═════ Rows
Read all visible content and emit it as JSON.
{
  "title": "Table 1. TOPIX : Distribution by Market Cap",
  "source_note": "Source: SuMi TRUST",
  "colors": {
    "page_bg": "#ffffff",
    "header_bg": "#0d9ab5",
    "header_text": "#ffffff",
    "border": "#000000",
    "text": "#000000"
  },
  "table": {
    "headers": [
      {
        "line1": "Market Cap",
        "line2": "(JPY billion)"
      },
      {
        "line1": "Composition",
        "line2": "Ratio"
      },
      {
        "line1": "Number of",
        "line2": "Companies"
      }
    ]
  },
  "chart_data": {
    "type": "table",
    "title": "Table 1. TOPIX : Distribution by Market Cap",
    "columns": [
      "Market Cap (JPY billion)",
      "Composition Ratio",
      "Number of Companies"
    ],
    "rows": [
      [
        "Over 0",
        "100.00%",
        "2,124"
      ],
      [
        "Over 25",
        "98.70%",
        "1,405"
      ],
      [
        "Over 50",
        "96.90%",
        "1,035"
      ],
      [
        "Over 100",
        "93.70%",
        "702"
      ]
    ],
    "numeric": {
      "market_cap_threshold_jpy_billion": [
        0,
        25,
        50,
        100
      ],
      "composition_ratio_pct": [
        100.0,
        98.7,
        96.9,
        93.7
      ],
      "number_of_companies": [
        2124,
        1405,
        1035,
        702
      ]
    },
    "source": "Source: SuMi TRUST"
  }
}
══════════
The task:
Return the entries above exactly as they appear.

Task answer:
Read all visible content and emit it as JSON.
{
  "title": "Table 1. TOPIX : Distribution by Market Cap",
  "source_note": "Source: SuMi TRUST",
  "colors": {
    "page_bg": "#ffffff",
    "header_bg": "#0d9ab5",
    "header_text": "#ffffff",
    "border": "#000000",
    "text": "#000000"
  },
  "table": {
    "headers": [
      {
        "line1": "Market Cap",
        "line2": "(JPY billion)"
      },
      {
        "line1": "Composition",
        "line2": "Ratio"
      },
      {
        "line1": "Number of",
        "line2": "Companies"
      }
    ]
  },
  "chart_data": {
    "type": "table",
    "title": "Table 1. TOPIX : Distribution by Market Cap",
    "columns": [
      "Market Cap (JPY billion)",
      "Composition Ratio",
      "Number of Companies"
    ],
    "rows": [
      [
        "Over 0",
        "100.00%",
        "2,124"
      ],
      [
        "Over 25",
        "98.70%",
        "1,405"
      ],
      [
        "Over 50",
        "96.90%",
        "1,035"
      ],
      [
        "Over 100",
        "93.70%",
        "702"
      ]
    ],
    "numeric": {
      "market_cap_threshold_jpy_billion": [
        0,
        25,
        50,
        100
      ],
      "composition_ratio_pct": [
        100.0,
        98.7,
        96.9,
        93.7
      ],
      "number_of_companies": [
        2124,
        1405,
        1035,
        702
      ]
    },
    "source": "Source: SuMi TRUST"
  }
}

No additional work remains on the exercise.